→ TASK STATEMENT: Work out the number of lines containing "will". Answer with nothing but that number.

→ MATERIAL SHOWN:

========================================

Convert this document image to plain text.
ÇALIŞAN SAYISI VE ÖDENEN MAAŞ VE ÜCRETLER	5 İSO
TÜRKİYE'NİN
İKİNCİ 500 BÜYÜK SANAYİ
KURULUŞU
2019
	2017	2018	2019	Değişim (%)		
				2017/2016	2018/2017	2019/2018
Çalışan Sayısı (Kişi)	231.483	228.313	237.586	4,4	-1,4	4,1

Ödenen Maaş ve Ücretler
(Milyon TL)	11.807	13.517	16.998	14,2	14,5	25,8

========================================

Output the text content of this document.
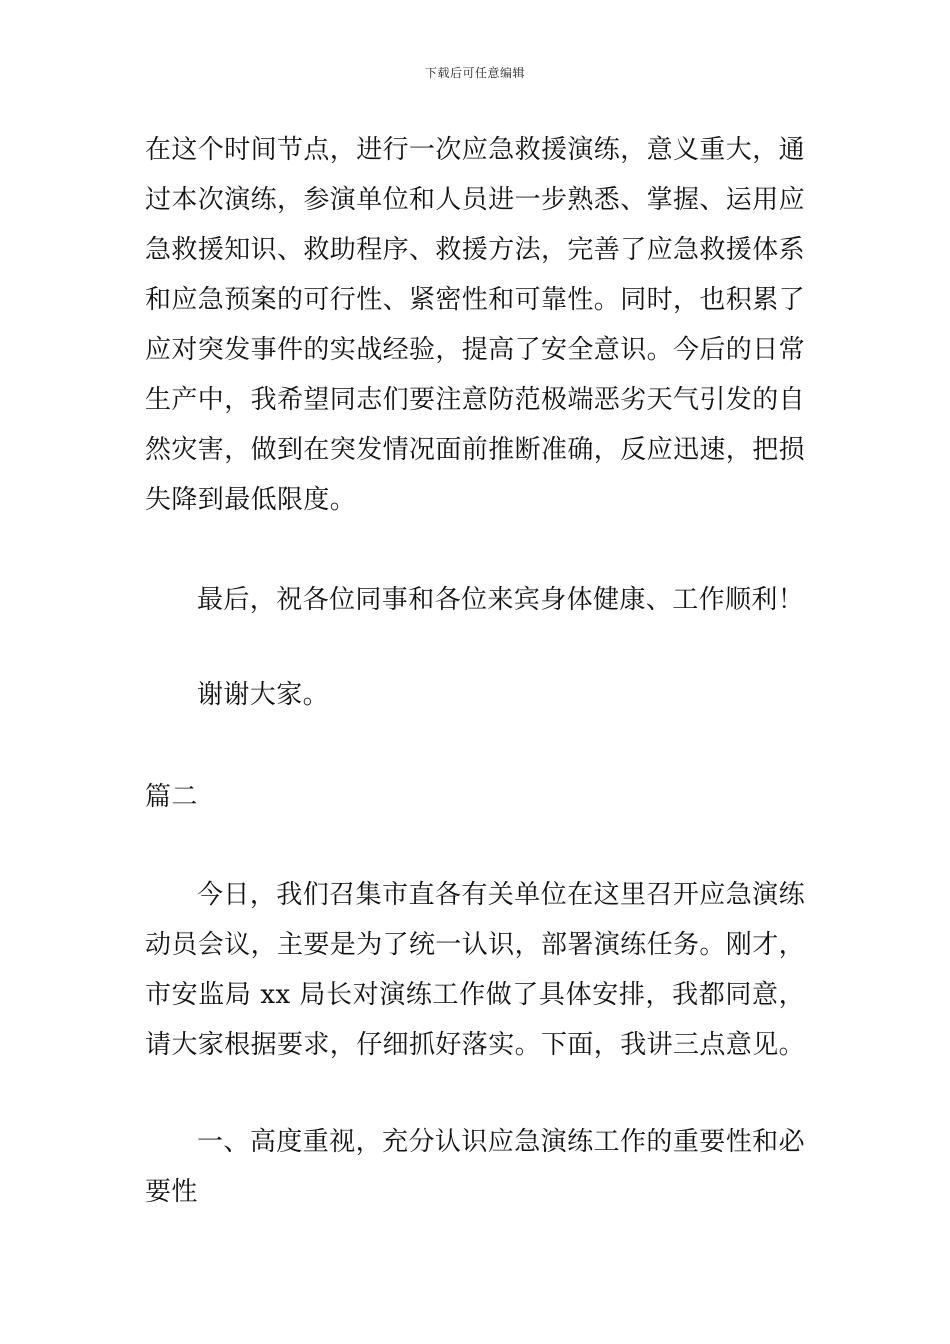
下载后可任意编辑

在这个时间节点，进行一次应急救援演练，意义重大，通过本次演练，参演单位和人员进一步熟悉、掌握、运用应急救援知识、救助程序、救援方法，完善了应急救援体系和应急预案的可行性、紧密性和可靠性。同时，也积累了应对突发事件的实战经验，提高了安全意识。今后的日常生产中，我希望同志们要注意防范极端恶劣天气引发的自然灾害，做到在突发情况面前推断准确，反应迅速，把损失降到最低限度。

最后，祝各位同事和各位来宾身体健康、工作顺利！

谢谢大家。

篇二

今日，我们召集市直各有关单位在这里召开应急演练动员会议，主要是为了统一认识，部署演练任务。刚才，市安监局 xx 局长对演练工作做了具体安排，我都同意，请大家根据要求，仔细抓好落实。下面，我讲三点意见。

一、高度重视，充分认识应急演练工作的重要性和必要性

========================================

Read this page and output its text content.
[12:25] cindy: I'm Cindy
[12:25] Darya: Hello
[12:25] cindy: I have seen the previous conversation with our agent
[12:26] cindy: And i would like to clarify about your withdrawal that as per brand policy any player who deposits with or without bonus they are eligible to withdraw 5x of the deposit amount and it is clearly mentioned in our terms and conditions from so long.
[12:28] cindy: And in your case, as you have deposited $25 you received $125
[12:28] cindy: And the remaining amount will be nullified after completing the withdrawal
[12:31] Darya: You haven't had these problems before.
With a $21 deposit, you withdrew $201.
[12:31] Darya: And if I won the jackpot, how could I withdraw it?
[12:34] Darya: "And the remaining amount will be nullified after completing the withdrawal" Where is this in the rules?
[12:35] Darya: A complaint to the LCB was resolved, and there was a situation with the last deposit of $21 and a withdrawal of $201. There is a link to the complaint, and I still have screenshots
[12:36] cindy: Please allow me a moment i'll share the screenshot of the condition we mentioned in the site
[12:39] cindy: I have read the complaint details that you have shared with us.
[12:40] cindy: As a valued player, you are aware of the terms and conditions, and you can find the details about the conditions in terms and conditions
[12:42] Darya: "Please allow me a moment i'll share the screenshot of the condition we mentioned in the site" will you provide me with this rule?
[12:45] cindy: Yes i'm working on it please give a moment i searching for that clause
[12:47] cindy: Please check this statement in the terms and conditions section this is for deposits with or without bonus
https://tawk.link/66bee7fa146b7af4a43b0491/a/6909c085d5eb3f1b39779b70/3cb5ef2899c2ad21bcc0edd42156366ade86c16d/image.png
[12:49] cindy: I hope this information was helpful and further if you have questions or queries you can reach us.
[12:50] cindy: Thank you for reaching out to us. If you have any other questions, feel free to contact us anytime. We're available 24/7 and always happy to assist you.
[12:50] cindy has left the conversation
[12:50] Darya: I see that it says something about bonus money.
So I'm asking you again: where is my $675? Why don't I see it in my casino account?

========================================

→ WRITTEN RESPONSE: 3